** start of Data supplied **

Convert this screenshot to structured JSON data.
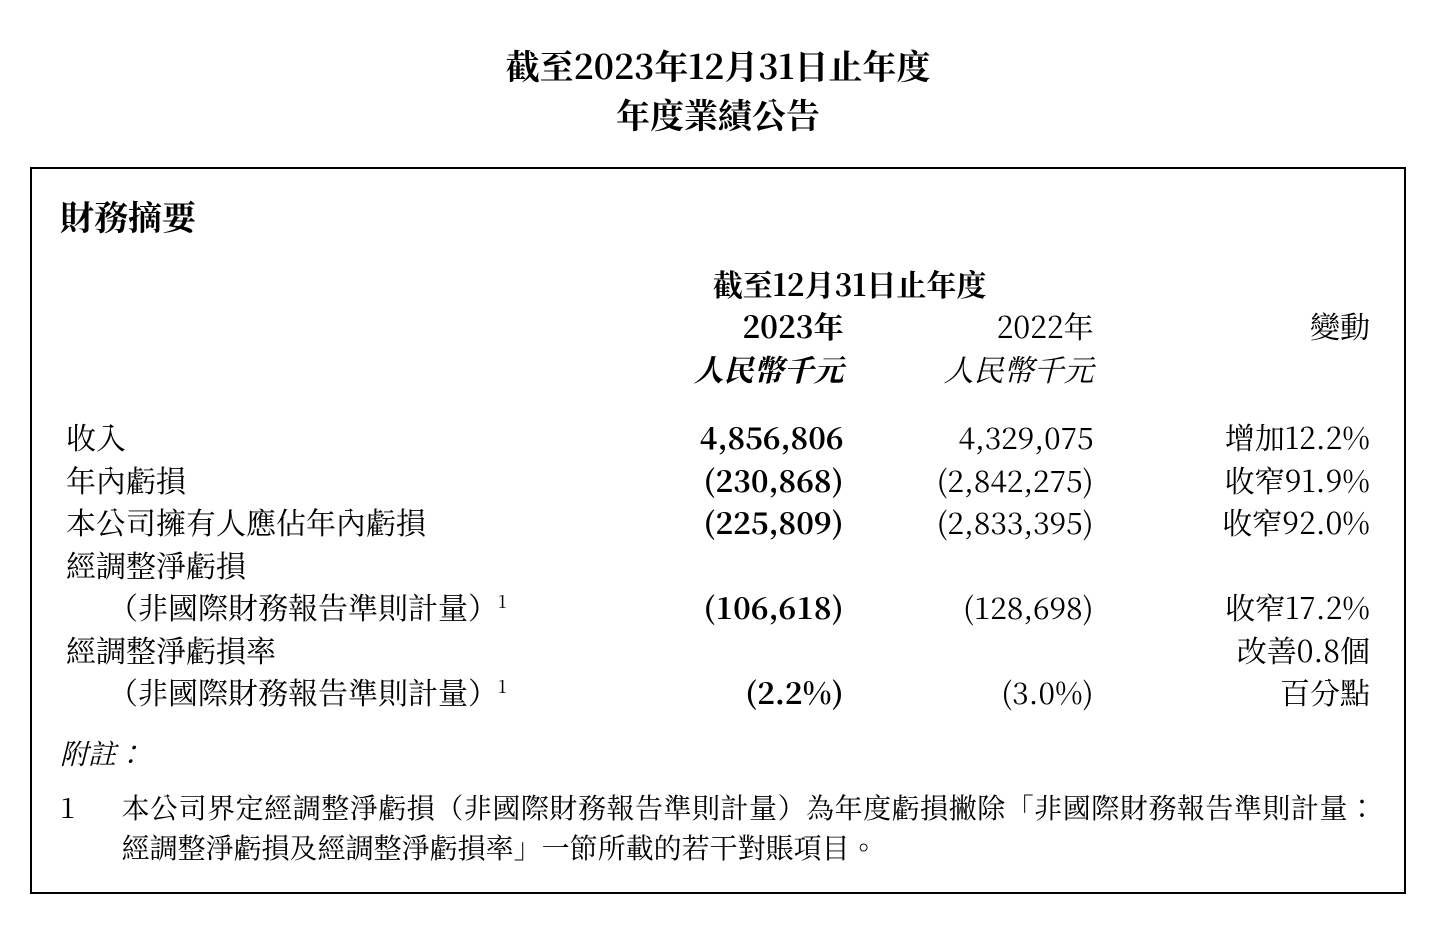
{
  "title": {
    "line1": "截至2023年12月31日止年度",
    "line2": "年度業績公告"
  },
  "summary": {
    "heading": "財務摘要",
    "header": {
      "span_label": "截至12月31日止年度",
      "year_2023": "2023年",
      "year_2022": "2022年",
      "unit_2023": "人民幣千元",
      "unit_2022": "人民幣千元",
      "change_label": "變動"
    },
    "rows": {
      "revenue": {
        "label": "收入",
        "y2023": "4,856,806",
        "y2022": "4,329,075",
        "change": "增加12.2%"
      },
      "loss_year": {
        "label": "年內虧損",
        "y2023": "(230,868)",
        "y2022": "(2,842,275)",
        "change": "收窄91.9%"
      },
      "loss_owners": {
        "label": "本公司擁有人應佔年內虧損",
        "y2023": "(225,809)",
        "y2022": "(2,833,395)",
        "change": "收窄92.0%"
      },
      "adj_net_loss": {
        "label_line1": "經調整淨虧損",
        "label_line2": "（非國際財務報告準則計量）",
        "footnote_mark": "1",
        "y2023": "(106,618)",
        "y2022": "(128,698)",
        "change": "收窄17.2%"
      },
      "adj_net_loss_rate": {
        "label_line1": "經調整淨虧損率",
        "label_line2": "（非國際財務報告準則計量）",
        "footnote_mark": "1",
        "y2023": "(2.2%)",
        "y2022": "(3.0%)",
        "change_line1": "改善0.8個",
        "change_line2": "百分點"
      }
    },
    "notes": {
      "heading": "附註：",
      "items": [
        {
          "num": "1",
          "text": "本公司界定經調整淨虧損（非國際財務報告準則計量）為年度虧損撇除「非國際財務報告準則計量：經調整淨虧損及經調整淨虧損率」一節所載的若干對賬項目。"
        }
      ]
    }
  }
}
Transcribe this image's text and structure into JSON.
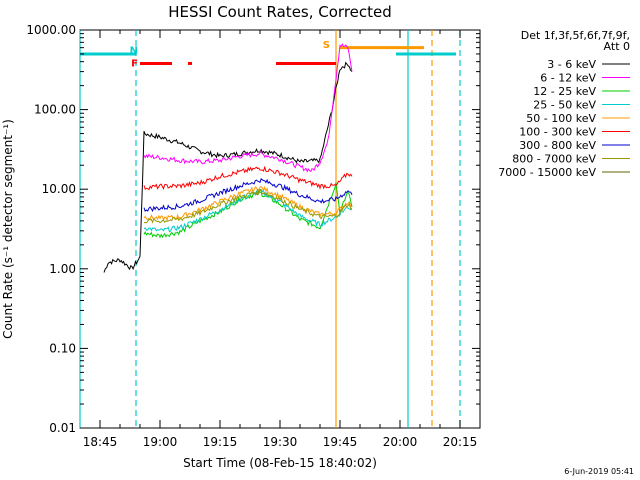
{
  "chart_data": {
    "type": "line",
    "title": "HESSI Count Rates, Corrected",
    "xlabel": "Start Time (08-Feb-15 18:40:02)",
    "ylabel": "Count Rate (s⁻¹ detector segment⁻¹)",
    "yscale": "log",
    "ylim": [
      0.01,
      1000
    ],
    "xlim": [
      "18:40",
      "20:20"
    ],
    "x_ticks": [
      "18:45",
      "19:00",
      "19:15",
      "19:30",
      "19:45",
      "20:00",
      "20:15"
    ],
    "y_ticks": [
      "0.01",
      "0.10",
      "1.00",
      "10.00",
      "100.00",
      "1000.00"
    ],
    "grid": false,
    "legend": {
      "position": "right",
      "header": [
        "Det 1f,3f,5f,6f,7f,9f,",
        "Att 0"
      ]
    },
    "series": [
      {
        "name": "3 - 6 keV",
        "color": "#000000",
        "x": [
          "18:46",
          "18:47",
          "18:50",
          "18:53",
          "18:55",
          "18:56",
          "19:00",
          "19:05",
          "19:10",
          "19:15",
          "19:20",
          "19:25",
          "19:30",
          "19:35",
          "19:40",
          "19:43",
          "19:45",
          "19:47",
          "19:48"
        ],
        "values": [
          0.9,
          1.2,
          1.3,
          1.0,
          1.4,
          50,
          45,
          38,
          30,
          26,
          28,
          31,
          27,
          22,
          23,
          100,
          330,
          380,
          300
        ]
      },
      {
        "name": "6 - 12 keV",
        "color": "#ff00ff",
        "x": [
          "18:56",
          "19:00",
          "19:05",
          "19:10",
          "19:15",
          "19:20",
          "19:25",
          "19:30",
          "19:35",
          "19:38",
          "19:40",
          "19:42",
          "19:44",
          "19:45",
          "19:47",
          "19:48"
        ],
        "values": [
          26,
          25,
          23,
          22,
          23,
          26,
          28,
          24,
          19,
          17,
          22,
          40,
          250,
          650,
          600,
          300
        ]
      },
      {
        "name": "12 - 25 keV",
        "color": "#00cc00",
        "x": [
          "18:56",
          "19:00",
          "19:05",
          "19:10",
          "19:15",
          "19:20",
          "19:25",
          "19:30",
          "19:35",
          "19:40",
          "19:44",
          "19:45",
          "19:47",
          "19:48"
        ],
        "values": [
          2.8,
          2.6,
          2.9,
          4.0,
          5.2,
          7.5,
          9.0,
          6.5,
          4.2,
          3.3,
          12,
          5.0,
          9.5,
          6.0
        ]
      },
      {
        "name": "25 - 50 keV",
        "color": "#00cccc",
        "x": [
          "18:56",
          "19:00",
          "19:05",
          "19:10",
          "19:15",
          "19:20",
          "19:25",
          "19:30",
          "19:35",
          "19:40",
          "19:44",
          "19:47",
          "19:48"
        ],
        "values": [
          3.3,
          3.0,
          3.3,
          4.2,
          5.5,
          7.5,
          9.5,
          7.0,
          4.6,
          3.6,
          4.5,
          6.0,
          5.5
        ]
      },
      {
        "name": "50 - 100 keV",
        "color": "#ff9900",
        "x": [
          "18:56",
          "19:00",
          "19:05",
          "19:10",
          "19:15",
          "19:20",
          "19:25",
          "19:30",
          "19:35",
          "19:40",
          "19:44",
          "19:47",
          "19:48"
        ],
        "values": [
          4.5,
          4.3,
          4.5,
          5.5,
          7.0,
          8.8,
          10.5,
          8.2,
          6.0,
          4.8,
          5.0,
          7.0,
          6.0
        ]
      },
      {
        "name": "100 - 300 keV",
        "color": "#ff0000",
        "x": [
          "18:56",
          "19:00",
          "19:05",
          "19:10",
          "19:15",
          "19:20",
          "19:25",
          "19:30",
          "19:35",
          "19:40",
          "19:44",
          "19:47",
          "19:48"
        ],
        "values": [
          10.5,
          10.8,
          11.0,
          12.0,
          14.5,
          16.5,
          18.5,
          16.0,
          13.0,
          11.0,
          11.0,
          16.0,
          14.5
        ]
      },
      {
        "name": "300 - 800 keV",
        "color": "#0000cc",
        "x": [
          "18:56",
          "19:00",
          "19:05",
          "19:10",
          "19:15",
          "19:20",
          "19:25",
          "19:30",
          "19:35",
          "19:40",
          "19:44",
          "19:47",
          "19:48"
        ],
        "values": [
          5.6,
          5.8,
          6.1,
          7.2,
          9.0,
          11.0,
          13.0,
          11.0,
          8.5,
          7.0,
          7.5,
          9.5,
          8.5
        ]
      },
      {
        "name": "800 - 7000 keV",
        "color": "#999900",
        "x": [
          "18:56",
          "19:00",
          "19:05",
          "19:10",
          "19:15",
          "19:20",
          "19:25",
          "19:30",
          "19:35",
          "19:40",
          "19:44",
          "19:47",
          "19:48"
        ],
        "values": [
          4.0,
          4.0,
          4.2,
          5.0,
          6.5,
          8.0,
          9.5,
          7.5,
          5.6,
          4.5,
          4.6,
          6.5,
          5.8
        ]
      },
      {
        "name": "7000 - 15000 keV",
        "color": "#666600",
        "x": [],
        "values": []
      }
    ],
    "markers": {
      "letters": [
        {
          "text": "N",
          "x": "18:55",
          "y": 550,
          "color": "#00cccc"
        },
        {
          "text": "F",
          "x": "18:55",
          "y": 380,
          "color": "#ff0000"
        },
        {
          "text": "S",
          "x": "19:43",
          "y": 650,
          "color": "#ff9900"
        }
      ],
      "bars": [
        {
          "x1": "18:40",
          "x2": "18:54",
          "y": 500,
          "color": "#00cccc"
        },
        {
          "x1": "19:59",
          "x2": "20:14",
          "y": 500,
          "color": "#00cccc"
        },
        {
          "x1": "18:55",
          "x2": "19:03",
          "y": 380,
          "color": "#ff0000"
        },
        {
          "x1": "19:07",
          "x2": "19:08",
          "y": 380,
          "color": "#ff0000"
        },
        {
          "x1": "19:29",
          "x2": "19:44",
          "y": 380,
          "color": "#ff0000"
        },
        {
          "x1": "19:45",
          "x2": "20:06",
          "y": 600,
          "color": "#ff9900"
        }
      ],
      "vlines": [
        {
          "x": "18:40",
          "color": "#00cccc",
          "dashed": false
        },
        {
          "x": "18:54",
          "color": "#00cccc",
          "dashed": true
        },
        {
          "x": "19:44",
          "color": "#ff9900",
          "dashed": false
        },
        {
          "x": "20:02",
          "color": "#00cccc",
          "dashed": false
        },
        {
          "x": "20:08",
          "color": "#ff9900",
          "dashed": true
        },
        {
          "x": "20:15",
          "color": "#00cccc",
          "dashed": true
        }
      ]
    }
  },
  "footer": {
    "timestamp": "6-Jun-2019 05:41"
  }
}
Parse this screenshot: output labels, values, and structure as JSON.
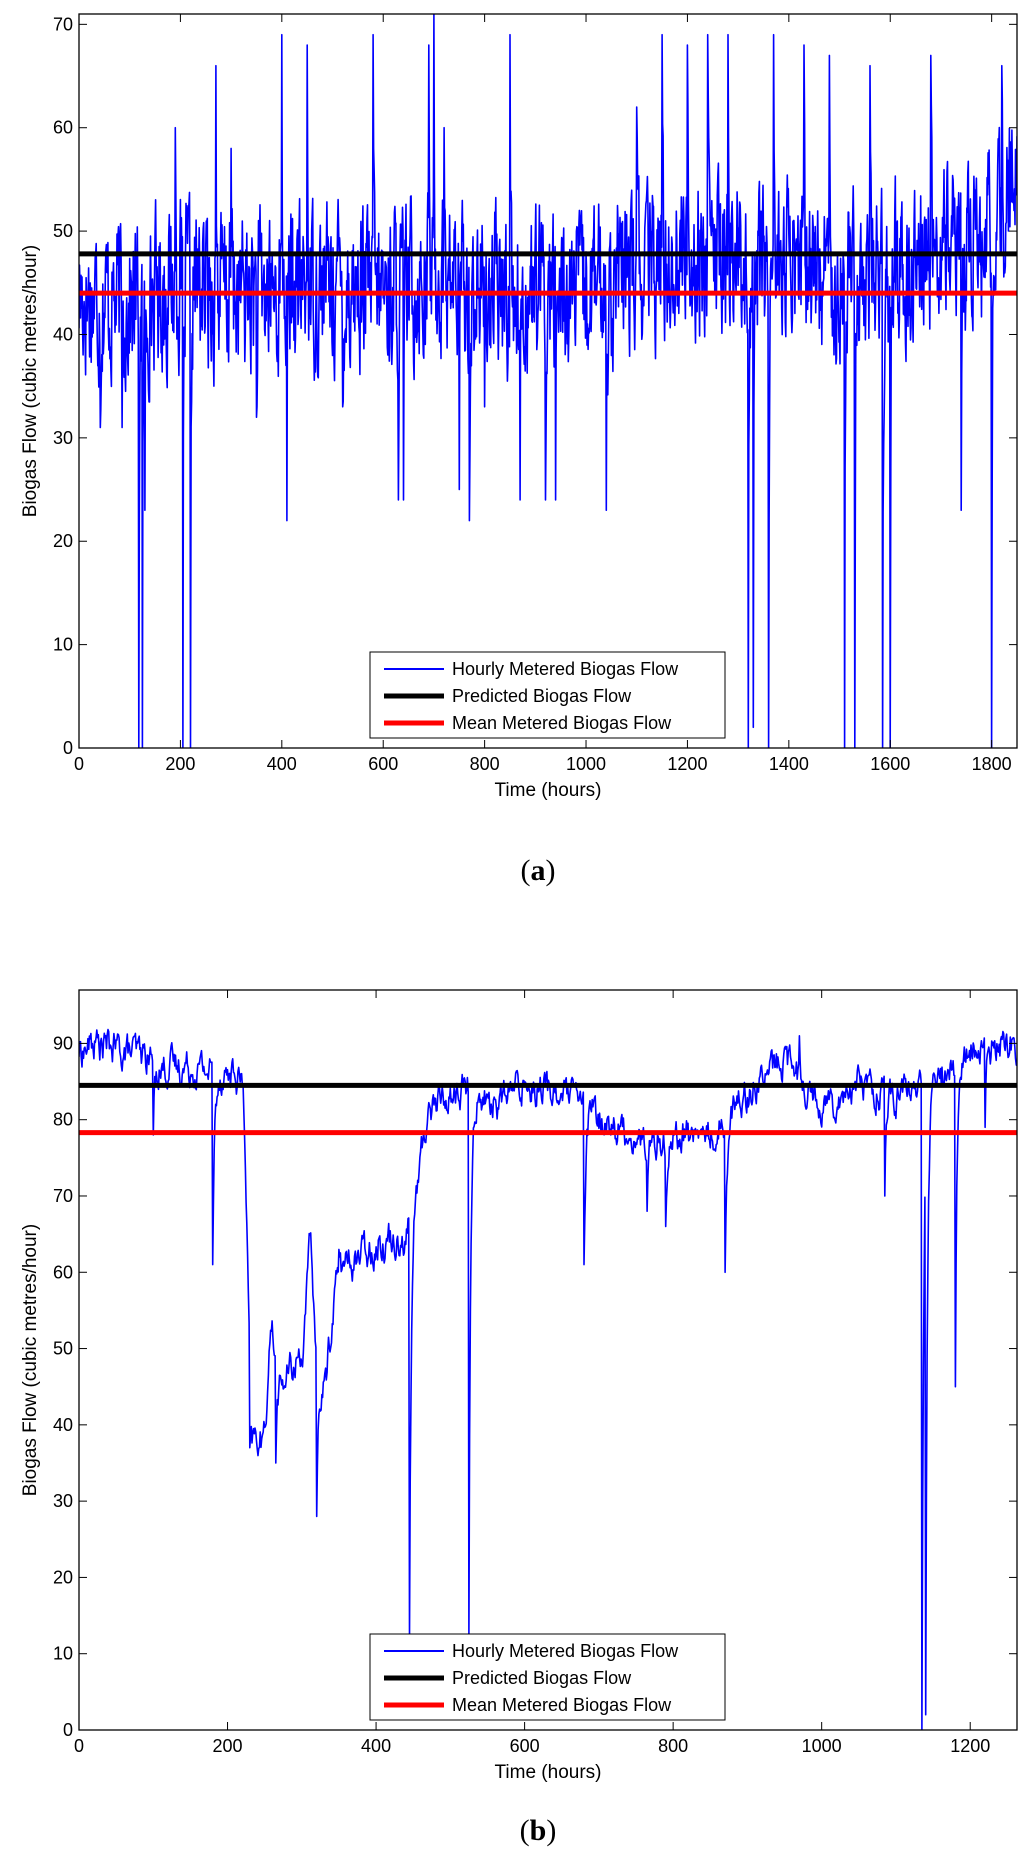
{
  "chart_data": [
    {
      "type": "line",
      "panel_label_open": "(",
      "panel_label": "a",
      "panel_label_close": ")",
      "xlabel": "Time (hours)",
      "ylabel": "Biogas Flow (cubic metres/hour)",
      "xlim": [
        0,
        1850
      ],
      "ylim": [
        0,
        71
      ],
      "xticks": [
        0,
        200,
        400,
        600,
        800,
        1000,
        1200,
        1400,
        1600,
        1800
      ],
      "yticks": [
        0,
        10,
        20,
        30,
        40,
        50,
        60,
        70
      ],
      "grid": false,
      "legend_position": "bottom-center",
      "series": [
        {
          "name": "Hourly Metered Biogas Flow",
          "color": "#0000ff",
          "style": "noisy",
          "baseline": [
            [
              0,
              44
            ],
            [
              100,
              43
            ],
            [
              200,
              45
            ],
            [
              300,
              44
            ],
            [
              400,
              44
            ],
            [
              500,
              45
            ],
            [
              600,
              44
            ],
            [
              700,
              46
            ],
            [
              800,
              44
            ],
            [
              900,
              44
            ],
            [
              1000,
              44
            ],
            [
              1100,
              46
            ],
            [
              1200,
              48
            ],
            [
              1300,
              47
            ],
            [
              1400,
              47
            ],
            [
              1500,
              46
            ],
            [
              1600,
              46
            ],
            [
              1700,
              48
            ],
            [
              1800,
              49
            ],
            [
              1850,
              55
            ]
          ],
          "amplitude": 12,
          "clip": [
            22,
            71
          ],
          "spikes": [
            [
              42,
              31
            ],
            [
              85,
              31
            ],
            [
              118,
              0
            ],
            [
              125,
              0
            ],
            [
              130,
              23
            ],
            [
              190,
              60
            ],
            [
              205,
              0
            ],
            [
              220,
              0
            ],
            [
              270,
              66
            ],
            [
              300,
              58
            ],
            [
              350,
              32
            ],
            [
              400,
              69
            ],
            [
              410,
              22
            ],
            [
              450,
              68
            ],
            [
              520,
              33
            ],
            [
              580,
              69
            ],
            [
              630,
              24
            ],
            [
              640,
              24
            ],
            [
              690,
              68
            ],
            [
              700,
              71
            ],
            [
              720,
              60
            ],
            [
              750,
              25
            ],
            [
              770,
              22
            ],
            [
              800,
              33
            ],
            [
              850,
              69
            ],
            [
              870,
              24
            ],
            [
              920,
              24
            ],
            [
              930,
              47
            ],
            [
              940,
              24
            ],
            [
              1040,
              23
            ],
            [
              1100,
              62
            ],
            [
              1150,
              69
            ],
            [
              1200,
              68
            ],
            [
              1240,
              69
            ],
            [
              1280,
              69
            ],
            [
              1320,
              0
            ],
            [
              1330,
              2
            ],
            [
              1360,
              0
            ],
            [
              1370,
              69
            ],
            [
              1430,
              68
            ],
            [
              1480,
              67
            ],
            [
              1510,
              0
            ],
            [
              1530,
              0
            ],
            [
              1560,
              66
            ],
            [
              1585,
              0
            ],
            [
              1600,
              0
            ],
            [
              1680,
              67
            ],
            [
              1740,
              23
            ],
            [
              1800,
              0
            ],
            [
              1820,
              66
            ]
          ]
        },
        {
          "name": "Predicted Biogas Flow",
          "color": "#000000",
          "style": "constant",
          "value": 47.8
        },
        {
          "name": "Mean Metered Biogas Flow",
          "color": "#ff0000",
          "style": "constant",
          "value": 44
        }
      ]
    },
    {
      "type": "line",
      "panel_label_open": "(",
      "panel_label": "b",
      "panel_label_close": ")",
      "xlabel": "Time (hours)",
      "ylabel": "Biogas Flow (cubic metres/hour)",
      "xlim": [
        0,
        1263
      ],
      "ylim": [
        0,
        97
      ],
      "xticks": [
        0,
        200,
        400,
        600,
        800,
        1000,
        1200
      ],
      "yticks": [
        0,
        10,
        20,
        30,
        40,
        50,
        60,
        70,
        80,
        90
      ],
      "grid": false,
      "legend_position": "bottom-center",
      "series": [
        {
          "name": "Hourly Metered Biogas Flow",
          "color": "#0000ff",
          "style": "noisy",
          "baseline": [
            [
              0,
              89
            ],
            [
              20,
              90
            ],
            [
              60,
              89
            ],
            [
              100,
              88
            ],
            [
              110,
              87
            ],
            [
              150,
              87
            ],
            [
              200,
              86
            ],
            [
              220,
              85
            ],
            [
              230,
              38
            ],
            [
              250,
              38
            ],
            [
              255,
              55
            ],
            [
              270,
              45
            ],
            [
              300,
              50
            ],
            [
              310,
              65
            ],
            [
              320,
              45
            ],
            [
              330,
              45
            ],
            [
              345,
              60
            ],
            [
              360,
              61
            ],
            [
              400,
              64
            ],
            [
              440,
              65
            ],
            [
              450,
              70
            ],
            [
              470,
              82
            ],
            [
              520,
              84
            ],
            [
              560,
              82
            ],
            [
              600,
              85
            ],
            [
              660,
              83
            ],
            [
              700,
              80
            ],
            [
              760,
              77
            ],
            [
              800,
              78
            ],
            [
              850,
              78
            ],
            [
              900,
              84
            ],
            [
              950,
              88
            ],
            [
              1000,
              82
            ],
            [
              1050,
              85
            ],
            [
              1100,
              83
            ],
            [
              1150,
              85
            ],
            [
              1200,
              89
            ],
            [
              1263,
              90
            ]
          ],
          "amplitude": 5,
          "clip": [
            0,
            97
          ],
          "spikes": [
            [
              100,
              78
            ],
            [
              180,
              61
            ],
            [
              230,
              37
            ],
            [
              265,
              35
            ],
            [
              320,
              28
            ],
            [
              350,
              63
            ],
            [
              445,
              12
            ],
            [
              525,
              12
            ],
            [
              680,
              61
            ],
            [
              765,
              68
            ],
            [
              790,
              66
            ],
            [
              870,
              60
            ],
            [
              970,
              91
            ],
            [
              1085,
              70
            ],
            [
              1135,
              0
            ],
            [
              1140,
              2
            ],
            [
              1180,
              45
            ],
            [
              1220,
              79
            ]
          ]
        },
        {
          "name": "Predicted Biogas Flow",
          "color": "#000000",
          "style": "constant",
          "value": 84.5
        },
        {
          "name": "Mean Metered Biogas Flow",
          "color": "#ff0000",
          "style": "constant",
          "value": 78.3
        }
      ]
    }
  ]
}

** end of Data supplied **

Tally the lines of the records holding the word "JSON", then state only the tally.

3